> WORK TO COMPLETE
Without skipping anything, write out each record below exactly.

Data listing
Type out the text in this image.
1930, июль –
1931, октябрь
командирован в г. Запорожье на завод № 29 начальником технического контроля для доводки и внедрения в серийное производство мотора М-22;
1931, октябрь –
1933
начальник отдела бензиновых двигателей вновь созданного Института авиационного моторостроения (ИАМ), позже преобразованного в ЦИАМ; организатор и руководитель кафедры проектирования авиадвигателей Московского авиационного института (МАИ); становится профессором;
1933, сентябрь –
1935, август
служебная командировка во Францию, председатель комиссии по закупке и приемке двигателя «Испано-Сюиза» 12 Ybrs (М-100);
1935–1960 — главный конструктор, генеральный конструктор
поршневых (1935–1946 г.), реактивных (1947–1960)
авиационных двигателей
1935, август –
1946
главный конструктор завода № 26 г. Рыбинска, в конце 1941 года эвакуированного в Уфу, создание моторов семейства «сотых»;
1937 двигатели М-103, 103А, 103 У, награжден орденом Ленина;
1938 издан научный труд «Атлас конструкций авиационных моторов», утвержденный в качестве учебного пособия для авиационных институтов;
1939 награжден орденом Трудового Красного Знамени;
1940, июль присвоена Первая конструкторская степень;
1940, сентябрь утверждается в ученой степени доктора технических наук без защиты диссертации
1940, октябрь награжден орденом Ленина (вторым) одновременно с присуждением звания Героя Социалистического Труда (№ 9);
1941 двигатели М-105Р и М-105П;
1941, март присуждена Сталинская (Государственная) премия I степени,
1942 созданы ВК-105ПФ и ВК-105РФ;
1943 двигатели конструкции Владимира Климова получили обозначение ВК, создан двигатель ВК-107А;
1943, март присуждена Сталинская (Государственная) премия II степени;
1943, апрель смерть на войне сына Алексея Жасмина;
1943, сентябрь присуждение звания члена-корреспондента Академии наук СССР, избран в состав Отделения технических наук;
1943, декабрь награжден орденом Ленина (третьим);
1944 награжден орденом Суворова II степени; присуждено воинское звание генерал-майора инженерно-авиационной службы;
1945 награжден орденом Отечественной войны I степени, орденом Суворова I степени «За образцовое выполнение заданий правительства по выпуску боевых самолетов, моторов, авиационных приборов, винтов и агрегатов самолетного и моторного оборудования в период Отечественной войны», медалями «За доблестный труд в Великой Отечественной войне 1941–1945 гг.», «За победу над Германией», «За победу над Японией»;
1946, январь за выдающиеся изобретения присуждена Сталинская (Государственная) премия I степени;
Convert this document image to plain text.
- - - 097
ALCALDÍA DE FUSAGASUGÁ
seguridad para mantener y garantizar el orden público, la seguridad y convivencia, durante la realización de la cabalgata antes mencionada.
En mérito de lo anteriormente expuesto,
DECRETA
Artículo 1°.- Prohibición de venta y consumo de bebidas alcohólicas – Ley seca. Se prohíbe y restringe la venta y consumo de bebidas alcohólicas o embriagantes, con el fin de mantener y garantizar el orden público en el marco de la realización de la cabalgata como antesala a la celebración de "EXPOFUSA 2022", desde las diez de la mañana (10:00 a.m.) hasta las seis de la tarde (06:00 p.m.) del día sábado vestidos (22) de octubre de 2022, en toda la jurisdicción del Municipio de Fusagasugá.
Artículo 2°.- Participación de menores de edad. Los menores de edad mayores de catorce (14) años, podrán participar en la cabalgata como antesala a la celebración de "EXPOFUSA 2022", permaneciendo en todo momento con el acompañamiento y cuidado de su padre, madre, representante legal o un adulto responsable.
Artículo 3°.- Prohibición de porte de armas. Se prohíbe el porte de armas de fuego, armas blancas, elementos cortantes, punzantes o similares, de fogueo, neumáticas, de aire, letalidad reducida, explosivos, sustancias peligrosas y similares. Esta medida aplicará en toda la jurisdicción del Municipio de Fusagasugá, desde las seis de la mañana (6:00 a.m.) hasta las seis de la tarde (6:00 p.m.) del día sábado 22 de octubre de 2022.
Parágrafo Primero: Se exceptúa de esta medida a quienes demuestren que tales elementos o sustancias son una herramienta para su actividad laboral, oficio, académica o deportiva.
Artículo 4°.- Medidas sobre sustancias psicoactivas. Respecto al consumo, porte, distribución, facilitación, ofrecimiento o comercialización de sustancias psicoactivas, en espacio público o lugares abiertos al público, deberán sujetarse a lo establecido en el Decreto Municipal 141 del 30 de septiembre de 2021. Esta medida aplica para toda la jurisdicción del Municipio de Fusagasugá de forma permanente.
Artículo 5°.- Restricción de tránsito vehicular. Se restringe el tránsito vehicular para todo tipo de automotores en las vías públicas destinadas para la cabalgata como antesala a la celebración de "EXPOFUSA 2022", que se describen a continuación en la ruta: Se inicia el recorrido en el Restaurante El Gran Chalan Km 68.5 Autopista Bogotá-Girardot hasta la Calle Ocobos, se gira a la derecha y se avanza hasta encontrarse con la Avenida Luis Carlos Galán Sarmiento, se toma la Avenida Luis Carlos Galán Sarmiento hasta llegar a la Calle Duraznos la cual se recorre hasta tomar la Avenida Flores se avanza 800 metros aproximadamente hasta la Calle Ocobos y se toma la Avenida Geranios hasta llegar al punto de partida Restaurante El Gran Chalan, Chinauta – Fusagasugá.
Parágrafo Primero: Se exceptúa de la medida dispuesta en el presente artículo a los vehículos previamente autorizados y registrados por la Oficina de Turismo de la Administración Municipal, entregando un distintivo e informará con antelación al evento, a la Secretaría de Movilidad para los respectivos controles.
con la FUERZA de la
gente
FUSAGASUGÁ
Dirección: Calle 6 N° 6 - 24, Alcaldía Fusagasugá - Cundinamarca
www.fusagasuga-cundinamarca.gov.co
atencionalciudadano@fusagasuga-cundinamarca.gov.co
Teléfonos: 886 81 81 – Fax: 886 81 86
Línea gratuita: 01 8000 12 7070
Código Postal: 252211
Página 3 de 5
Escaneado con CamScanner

> EXERCISE OUTPUT
Type out the text in this image.
1930, июль –
1931, октябрь
командирован в г. Запорожье на завод № 29 начальником технического контроля для доводки и внедрения в серийное производство мотора М-22;
1931, октябрь –
1933
начальник отдела бензиновых двигателей вновь созданного Института авиационного моторостроения (ИАМ), позже преобразованного в ЦИАМ; организатор и руководитель кафедры проектирования авиадвигателей Московского авиационного института (МАИ); становится профессором;
1933, сентябрь –
1935, август
служебная командировка во Францию, председатель комиссии по закупке и приемке двигателя «Испано-Сюиза» 12 Ybrs (М-100);
1935–1960 — главный конструктор, генеральный конструктор
поршневых (1935–1946 г.), реактивных (1947–1960)
авиационных двигателей
1935, август –
1946
главный конструктор завода № 26 г. Рыбинска, в конце 1941 года эвакуированного в Уфу, создание моторов семейства «сотых»;
1937 двигатели М-103, 103А, 103 У, награжден орденом Ленина;
1938 издан научный труд «Атлас конструкций авиационных моторов», утвержденный в качестве учебного пособия для авиационных институтов;
1939 награжден орденом Трудового Красного Знамени;
1940, июль присвоена Первая конструкторская степень;
1940, сентябрь утверждается в ученой степени доктора технических наук без защиты диссертации
1940, октябрь награжден орденом Ленина (вторым) одновременно с присуждением звания Героя Социалистического Труда (№ 9);
1941 двигатели М-105Р и М-105П;
1941, март присуждена Сталинская (Государственная) премия I степени,
1942 созданы ВК-105ПФ и ВК-105РФ;
1943 двигатели конструкции Владимира Климова получили обозначение ВК, создан двигатель ВК-107А;
1943, март присуждена Сталинская (Государственная) премия II степени;
1943, апрель смерть на войне сына Алексея Жасмина;
1943, сентябрь присуждение звания члена-корреспондента Академии наук СССР, избран в состав Отделения технических наук;
1943, декабрь награжден орденом Ленина (третьим);
1944 награжден орденом Суворова II степени; присуждено воинское звание генерал-майора инженерно-авиационной службы;
1945 награжден орденом Отечественной войны I степени, орденом Суворова I степени «За образцовое выполнение заданий правительства по выпуску боевых самолетов, моторов, авиационных приборов, винтов и агрегатов самолетного и моторного оборудования в период Отечественной войны», медалями «За доблестный труд в Великой Отечественной войне 1941–1945 гг.», «За победу над Германией», «За победу над Японией»;
1946, январь за выдающиеся изобретения присуждена Сталинская (Государственная) премия I степени;
Convert this document image to plain text.
- - - 097
ALCALDÍA DE FUSAGASUGÁ
seguridad para mantener y garantizar el orden público, la seguridad y convivencia, durante la realización de la cabalgata antes mencionada.
En mérito de lo anteriormente expuesto,
DECRETA
Artículo 1°.- Prohibición de venta y consumo de bebidas alcohólicas – Ley seca. Se prohíbe y restringe la venta y consumo de bebidas alcohólicas o embriagantes, con el fin de mantener y garantizar el orden público en el marco de la realización de la cabalgata como antesala a la celebración de "EXPOFUSA 2022", desde las diez de la mañana (10:00 a.m.) hasta las seis de la tarde (06:00 p.m.) del día sábado vestidos (22) de octubre de 2022, en toda la jurisdicción del Municipio de Fusagasugá.
Artículo 2°.- Participación de menores de edad. Los menores de edad mayores de catorce (14) años, podrán participar en la cabalgata como antesala a la celebración de "EXPOFUSA 2022", permaneciendo en todo momento con el acompañamiento y cuidado de su padre, madre, representante legal o un adulto responsable.
Artículo 3°.- Prohibición de porte de armas. Se prohíbe el porte de armas de fuego, armas blancas, elementos cortantes, punzantes o similares, de fogueo, neumáticas, de aire, letalidad reducida, explosivos, sustancias peligrosas y similares. Esta medida aplicará en toda la jurisdicción del Municipio de Fusagasugá, desde las seis de la mañana (6:00 a.m.) hasta las seis de la tarde (6:00 p.m.) del día sábado 22 de octubre de 2022.
Parágrafo Primero: Se exceptúa de esta medida a quienes demuestren que tales elementos o sustancias son una herramienta para su actividad laboral, oficio, académica o deportiva.
Artículo 4°.- Medidas sobre sustancias psicoactivas. Respecto al consumo, porte, distribución, facilitación, ofrecimiento o comercialización de sustancias psicoactivas, en espacio público o lugares abiertos al público, deberán sujetarse a lo establecido en el Decreto Municipal 141 del 30 de septiembre de 2021. Esta medida aplica para toda la jurisdicción del Municipio de Fusagasugá de forma permanente.
Artículo 5°.- Restricción de tránsito vehicular. Se restringe el tránsito vehicular para todo tipo de automotores en las vías públicas destinadas para la cabalgata como antesala a la celebración de "EXPOFUSA 2022", que se describen a continuación en la ruta: Se inicia el recorrido en el Restaurante El Gran Chalan Km 68.5 Autopista Bogotá-Girardot hasta la Calle Ocobos, se gira a la derecha y se avanza hasta encontrarse con la Avenida Luis Carlos Galán Sarmiento, se toma la Avenida Luis Carlos Galán Sarmiento hasta llegar a la Calle Duraznos la cual se recorre hasta tomar la Avenida Flores se avanza 800 metros aproximadamente hasta la Calle Ocobos y se toma la Avenida Geranios hasta llegar al punto de partida Restaurante El Gran Chalan, Chinauta – Fusagasugá.
Parágrafo Primero: Se exceptúa de la medida dispuesta en el presente artículo a los vehículos previamente autorizados y registrados por la Oficina de Turismo de la Administración Municipal, entregando un distintivo e informará con antelación al evento, a la Secretaría de Movilidad para los respectivos controles.
con la FUERZA de la
gente
FUSAGASUGÁ
Dirección: Calle 6 N° 6 - 24, Alcaldía Fusagasugá - Cundinamarca
www.fusagasuga-cundinamarca.gov.co
atencionalciudadano@fusagasuga-cundinamarca.gov.co
Teléfonos: 886 81 81 – Fax: 886 81 86
Línea gratuita: 01 8000 12 7070
Código Postal: 252211
Página 3 de 5
Escaneado con CamScanner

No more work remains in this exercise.